Write out each record below exactly as it appears, with no pictures.

# [TASK INPUTS]
>>>

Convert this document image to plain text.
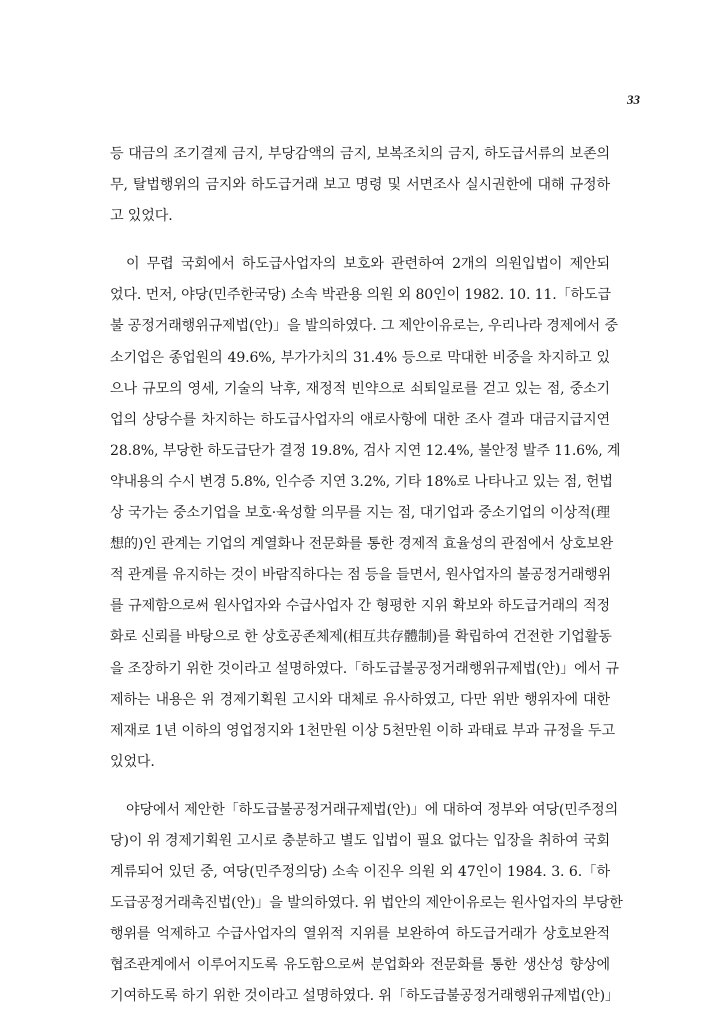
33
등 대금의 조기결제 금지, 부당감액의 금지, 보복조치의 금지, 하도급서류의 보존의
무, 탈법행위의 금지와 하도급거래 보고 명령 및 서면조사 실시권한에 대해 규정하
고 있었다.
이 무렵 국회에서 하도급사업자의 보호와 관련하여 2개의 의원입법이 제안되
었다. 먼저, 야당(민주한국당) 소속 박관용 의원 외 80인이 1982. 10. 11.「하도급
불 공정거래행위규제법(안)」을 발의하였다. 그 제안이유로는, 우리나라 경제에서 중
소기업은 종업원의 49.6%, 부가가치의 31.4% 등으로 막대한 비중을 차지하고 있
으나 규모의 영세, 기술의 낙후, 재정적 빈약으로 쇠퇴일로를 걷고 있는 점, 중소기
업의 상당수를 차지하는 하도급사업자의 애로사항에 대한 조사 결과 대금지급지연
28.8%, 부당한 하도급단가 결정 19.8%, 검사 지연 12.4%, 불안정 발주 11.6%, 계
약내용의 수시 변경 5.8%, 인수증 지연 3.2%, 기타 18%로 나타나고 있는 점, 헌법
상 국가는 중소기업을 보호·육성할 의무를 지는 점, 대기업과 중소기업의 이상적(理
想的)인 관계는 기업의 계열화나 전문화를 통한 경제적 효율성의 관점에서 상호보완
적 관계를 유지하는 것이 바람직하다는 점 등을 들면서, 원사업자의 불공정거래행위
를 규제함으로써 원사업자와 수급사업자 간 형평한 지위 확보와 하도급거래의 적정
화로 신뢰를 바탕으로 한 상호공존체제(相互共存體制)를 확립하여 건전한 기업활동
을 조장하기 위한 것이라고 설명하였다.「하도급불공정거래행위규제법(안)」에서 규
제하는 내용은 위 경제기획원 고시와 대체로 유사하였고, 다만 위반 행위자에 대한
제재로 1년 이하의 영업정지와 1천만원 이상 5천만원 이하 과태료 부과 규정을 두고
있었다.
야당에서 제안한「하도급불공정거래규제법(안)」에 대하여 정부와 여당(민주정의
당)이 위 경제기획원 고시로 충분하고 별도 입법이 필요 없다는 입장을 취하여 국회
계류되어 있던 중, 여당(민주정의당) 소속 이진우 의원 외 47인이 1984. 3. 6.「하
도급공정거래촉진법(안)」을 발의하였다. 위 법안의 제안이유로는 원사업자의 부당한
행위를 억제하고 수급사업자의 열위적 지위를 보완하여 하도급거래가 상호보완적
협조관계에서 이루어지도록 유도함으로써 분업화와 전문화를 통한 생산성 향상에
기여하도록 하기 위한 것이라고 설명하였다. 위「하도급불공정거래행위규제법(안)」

<<<

# [RESULT]
Convert this document image to plain text.
33
등 대금의 조기결제 금지, 부당감액의 금지, 보복조치의 금지, 하도급서류의 보존의
무, 탈법행위의 금지와 하도급거래 보고 명령 및 서면조사 실시권한에 대해 규정하
고 있었다.
이 무렵 국회에서 하도급사업자의 보호와 관련하여 2개의 의원입법이 제안되
었다. 먼저, 야당(민주한국당) 소속 박관용 의원 외 80인이 1982. 10. 11.「하도급
불 공정거래행위규제법(안)」을 발의하였다. 그 제안이유로는, 우리나라 경제에서 중
소기업은 종업원의 49.6%, 부가가치의 31.4% 등으로 막대한 비중을 차지하고 있
으나 규모의 영세, 기술의 낙후, 재정적 빈약으로 쇠퇴일로를 걷고 있는 점, 중소기
업의 상당수를 차지하는 하도급사업자의 애로사항에 대한 조사 결과 대금지급지연
28.8%, 부당한 하도급단가 결정 19.8%, 검사 지연 12.4%, 불안정 발주 11.6%, 계
약내용의 수시 변경 5.8%, 인수증 지연 3.2%, 기타 18%로 나타나고 있는 점, 헌법
상 국가는 중소기업을 보호·육성할 의무를 지는 점, 대기업과 중소기업의 이상적(理
想的)인 관계는 기업의 계열화나 전문화를 통한 경제적 효율성의 관점에서 상호보완
적 관계를 유지하는 것이 바람직하다는 점 등을 들면서, 원사업자의 불공정거래행위
를 규제함으로써 원사업자와 수급사업자 간 형평한 지위 확보와 하도급거래의 적정
화로 신뢰를 바탕으로 한 상호공존체제(相互共存體制)를 확립하여 건전한 기업활동
을 조장하기 위한 것이라고 설명하였다.「하도급불공정거래행위규제법(안)」에서 규
제하는 내용은 위 경제기획원 고시와 대체로 유사하였고, 다만 위반 행위자에 대한
제재로 1년 이하의 영업정지와 1천만원 이상 5천만원 이하 과태료 부과 규정을 두고
있었다.
야당에서 제안한「하도급불공정거래규제법(안)」에 대하여 정부와 여당(민주정의
당)이 위 경제기획원 고시로 충분하고 별도 입법이 필요 없다는 입장을 취하여 국회
계류되어 있던 중, 여당(민주정의당) 소속 이진우 의원 외 47인이 1984. 3. 6.「하
도급공정거래촉진법(안)」을 발의하였다. 위 법안의 제안이유로는 원사업자의 부당한
행위를 억제하고 수급사업자의 열위적 지위를 보완하여 하도급거래가 상호보완적
협조관계에서 이루어지도록 유도함으로써 분업화와 전문화를 통한 생산성 향상에
기여하도록 하기 위한 것이라고 설명하였다. 위「하도급불공정거래행위규제법(안)」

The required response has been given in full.